**Instructions for the task**
Copy out the records in full, word for word, without pictures.

**Materials provided**

[start]

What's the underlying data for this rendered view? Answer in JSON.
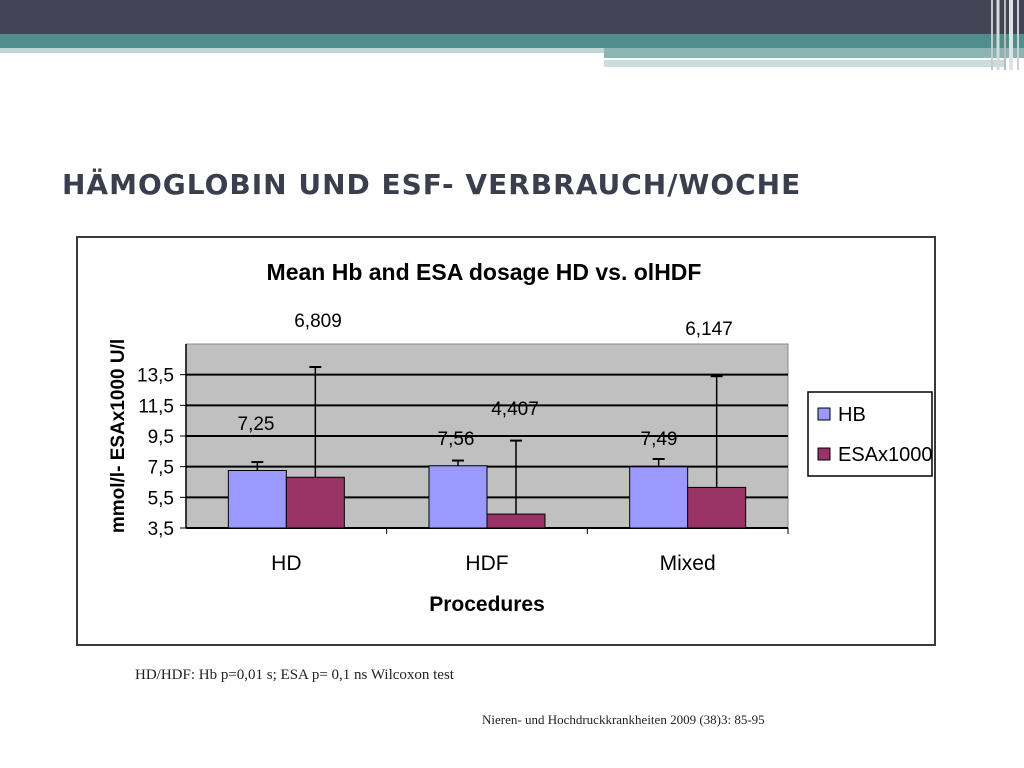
{
  "slide": {
    "title": "HÄMOGLOBIN UND ESF- VERBRAUCH/WOCHE",
    "footnote": "HD/HDF: Hb p=0,01 s; ESA p= 0,1 ns Wilcoxon test",
    "source": "Nieren- und Hochdruckkrankheiten 2009 (38)3: 85-95"
  },
  "chart_data": {
    "type": "bar",
    "title": "Mean Hb  and ESA dosage HD vs. olHDF",
    "xlabel": "Procedures",
    "ylabel": "mmol/l- ESAx1000 U/l",
    "categories": [
      "HD",
      "HDF",
      "Mixed"
    ],
    "ylim": [
      3.5,
      15.5
    ],
    "yticks": [
      "3,5",
      "5,5",
      "7,5",
      "9,5",
      "11,5",
      "13,5"
    ],
    "ytick_values": [
      3.5,
      5.5,
      7.5,
      9.5,
      11.5,
      13.5
    ],
    "grid": true,
    "legend_position": "right",
    "series": [
      {
        "name": "HB",
        "color": "#9999ff",
        "values": [
          7.25,
          7.56,
          7.49
        ],
        "labels": [
          "7,25",
          "7,56",
          "7,49"
        ],
        "error_upper": [
          7.8,
          7.9,
          8.0
        ]
      },
      {
        "name": "ESAx1000",
        "color": "#993366",
        "values": [
          6.809,
          4.407,
          6.147
        ],
        "labels": [
          "6,809",
          "4,407",
          "6,147"
        ],
        "error_upper": [
          14.0,
          9.2,
          13.4
        ]
      }
    ]
  }
}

[end]

**Output below**
What's the underlying data for this rendered view? Answer in JSON.
{
  "slide": {
    "title": "HÄMOGLOBIN UND ESF- VERBRAUCH/WOCHE",
    "footnote": "HD/HDF: Hb p=0,01 s; ESA p= 0,1 ns Wilcoxon test",
    "source": "Nieren- und Hochdruckkrankheiten 2009 (38)3: 85-95"
  },
  "chart_data": {
    "type": "bar",
    "title": "Mean Hb  and ESA dosage HD vs. olHDF",
    "xlabel": "Procedures",
    "ylabel": "mmol/l- ESAx1000 U/l",
    "categories": [
      "HD",
      "HDF",
      "Mixed"
    ],
    "ylim": [
      3.5,
      15.5
    ],
    "yticks": [
      "3,5",
      "5,5",
      "7,5",
      "9,5",
      "11,5",
      "13,5"
    ],
    "ytick_values": [
      3.5,
      5.5,
      7.5,
      9.5,
      11.5,
      13.5
    ],
    "grid": true,
    "legend_position": "right",
    "series": [
      {
        "name": "HB",
        "color": "#9999ff",
        "values": [
          7.25,
          7.56,
          7.49
        ],
        "labels": [
          "7,25",
          "7,56",
          "7,49"
        ],
        "error_upper": [
          7.8,
          7.9,
          8.0
        ]
      },
      {
        "name": "ESAx1000",
        "color": "#993366",
        "values": [
          6.809,
          4.407,
          6.147
        ],
        "labels": [
          "6,809",
          "4,407",
          "6,147"
        ],
        "error_upper": [
          14.0,
          9.2,
          13.4
        ]
      }
    ]
  }
}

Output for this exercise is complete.